Given records =
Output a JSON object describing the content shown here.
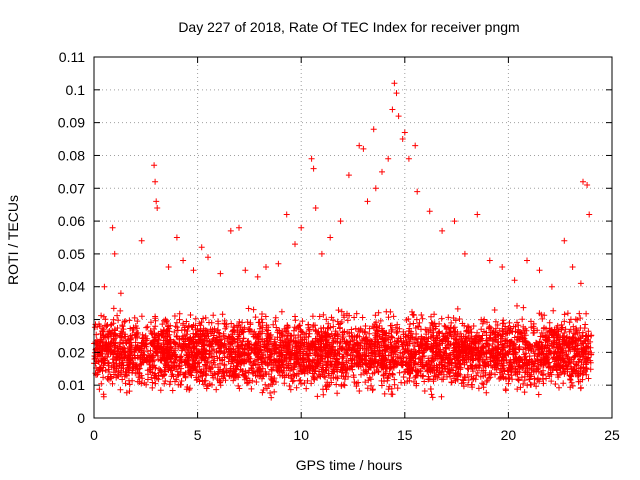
{
  "chart_data": {
    "type": "scatter",
    "title": "Day 227 of 2018, Rate Of TEC Index for receiver pngm",
    "xlabel": "GPS time / hours",
    "ylabel": "ROTI / TECUs",
    "xlim": [
      0,
      25
    ],
    "ylim": [
      0,
      0.11
    ],
    "x_ticks": [
      0,
      5,
      10,
      15,
      20,
      25
    ],
    "x_tick_labels": [
      "0",
      "5",
      "10",
      "15",
      "20",
      "25"
    ],
    "y_ticks": [
      0,
      0.01,
      0.02,
      0.03,
      0.04,
      0.05,
      0.06,
      0.07,
      0.08,
      0.09,
      0.1,
      0.11
    ],
    "y_tick_labels": [
      "0",
      "0.01",
      "0.02",
      "0.03",
      "0.04",
      "0.05",
      "0.06",
      "0.07",
      "0.08",
      "0.09",
      "0.1",
      "0.11"
    ],
    "grid": true,
    "marker": "+",
    "color": "#ff0000",
    "dense_band": {
      "note": "Thousands of points densely cover the whole day between roughly these ROTI values",
      "x_range": [
        0,
        24
      ],
      "y_range": [
        0.005,
        0.035
      ],
      "count": 4200
    },
    "series": [
      {
        "name": "ROTI",
        "x": [
          0.5,
          0.9,
          1.0,
          1.3,
          2.3,
          2.9,
          2.95,
          3.0,
          3.05,
          3.6,
          4.0,
          4.3,
          4.8,
          5.2,
          5.5,
          6.1,
          6.6,
          7.0,
          7.3,
          7.9,
          8.3,
          8.9,
          9.3,
          9.7,
          10.0,
          10.5,
          10.6,
          10.7,
          11.0,
          11.4,
          11.9,
          12.3,
          12.8,
          13.0,
          13.2,
          13.5,
          13.6,
          13.9,
          14.2,
          14.4,
          14.5,
          14.6,
          14.7,
          14.9,
          15.0,
          15.2,
          15.5,
          15.6,
          16.2,
          16.8,
          17.4,
          17.9,
          18.5,
          19.1,
          19.7,
          20.3,
          20.9,
          21.5,
          22.1,
          22.7,
          23.1,
          23.5,
          23.6,
          23.8,
          23.9
        ],
        "y": [
          0.04,
          0.058,
          0.05,
          0.038,
          0.054,
          0.077,
          0.072,
          0.066,
          0.064,
          0.046,
          0.055,
          0.048,
          0.045,
          0.052,
          0.049,
          0.044,
          0.057,
          0.058,
          0.045,
          0.043,
          0.046,
          0.047,
          0.062,
          0.053,
          0.058,
          0.079,
          0.076,
          0.064,
          0.05,
          0.055,
          0.06,
          0.074,
          0.083,
          0.082,
          0.066,
          0.088,
          0.07,
          0.075,
          0.079,
          0.094,
          0.102,
          0.099,
          0.092,
          0.085,
          0.087,
          0.079,
          0.083,
          0.069,
          0.063,
          0.057,
          0.06,
          0.05,
          0.062,
          0.048,
          0.046,
          0.042,
          0.048,
          0.045,
          0.04,
          0.054,
          0.046,
          0.041,
          0.072,
          0.071,
          0.062
        ]
      }
    ]
  }
}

Stated problem =
Copy every record above exactly, leaving out any pictures.

The output =
Output a JSON object describing the content shown here.
{
  "chart_data": {
    "type": "scatter",
    "title": "Day 227 of 2018, Rate Of TEC Index for receiver pngm",
    "xlabel": "GPS time / hours",
    "ylabel": "ROTI / TECUs",
    "xlim": [
      0,
      25
    ],
    "ylim": [
      0,
      0.11
    ],
    "x_ticks": [
      0,
      5,
      10,
      15,
      20,
      25
    ],
    "x_tick_labels": [
      "0",
      "5",
      "10",
      "15",
      "20",
      "25"
    ],
    "y_ticks": [
      0,
      0.01,
      0.02,
      0.03,
      0.04,
      0.05,
      0.06,
      0.07,
      0.08,
      0.09,
      0.1,
      0.11
    ],
    "y_tick_labels": [
      "0",
      "0.01",
      "0.02",
      "0.03",
      "0.04",
      "0.05",
      "0.06",
      "0.07",
      "0.08",
      "0.09",
      "0.1",
      "0.11"
    ],
    "grid": true,
    "marker": "+",
    "color": "#ff0000",
    "dense_band": {
      "note": "Thousands of points densely cover the whole day between roughly these ROTI values",
      "x_range": [
        0,
        24
      ],
      "y_range": [
        0.005,
        0.035
      ],
      "count": 4200
    },
    "series": [
      {
        "name": "ROTI",
        "x": [
          0.5,
          0.9,
          1.0,
          1.3,
          2.3,
          2.9,
          2.95,
          3.0,
          3.05,
          3.6,
          4.0,
          4.3,
          4.8,
          5.2,
          5.5,
          6.1,
          6.6,
          7.0,
          7.3,
          7.9,
          8.3,
          8.9,
          9.3,
          9.7,
          10.0,
          10.5,
          10.6,
          10.7,
          11.0,
          11.4,
          11.9,
          12.3,
          12.8,
          13.0,
          13.2,
          13.5,
          13.6,
          13.9,
          14.2,
          14.4,
          14.5,
          14.6,
          14.7,
          14.9,
          15.0,
          15.2,
          15.5,
          15.6,
          16.2,
          16.8,
          17.4,
          17.9,
          18.5,
          19.1,
          19.7,
          20.3,
          20.9,
          21.5,
          22.1,
          22.7,
          23.1,
          23.5,
          23.6,
          23.8,
          23.9
        ],
        "y": [
          0.04,
          0.058,
          0.05,
          0.038,
          0.054,
          0.077,
          0.072,
          0.066,
          0.064,
          0.046,
          0.055,
          0.048,
          0.045,
          0.052,
          0.049,
          0.044,
          0.057,
          0.058,
          0.045,
          0.043,
          0.046,
          0.047,
          0.062,
          0.053,
          0.058,
          0.079,
          0.076,
          0.064,
          0.05,
          0.055,
          0.06,
          0.074,
          0.083,
          0.082,
          0.066,
          0.088,
          0.07,
          0.075,
          0.079,
          0.094,
          0.102,
          0.099,
          0.092,
          0.085,
          0.087,
          0.079,
          0.083,
          0.069,
          0.063,
          0.057,
          0.06,
          0.05,
          0.062,
          0.048,
          0.046,
          0.042,
          0.048,
          0.045,
          0.04,
          0.054,
          0.046,
          0.041,
          0.072,
          0.071,
          0.062
        ]
      }
    ]
  }
}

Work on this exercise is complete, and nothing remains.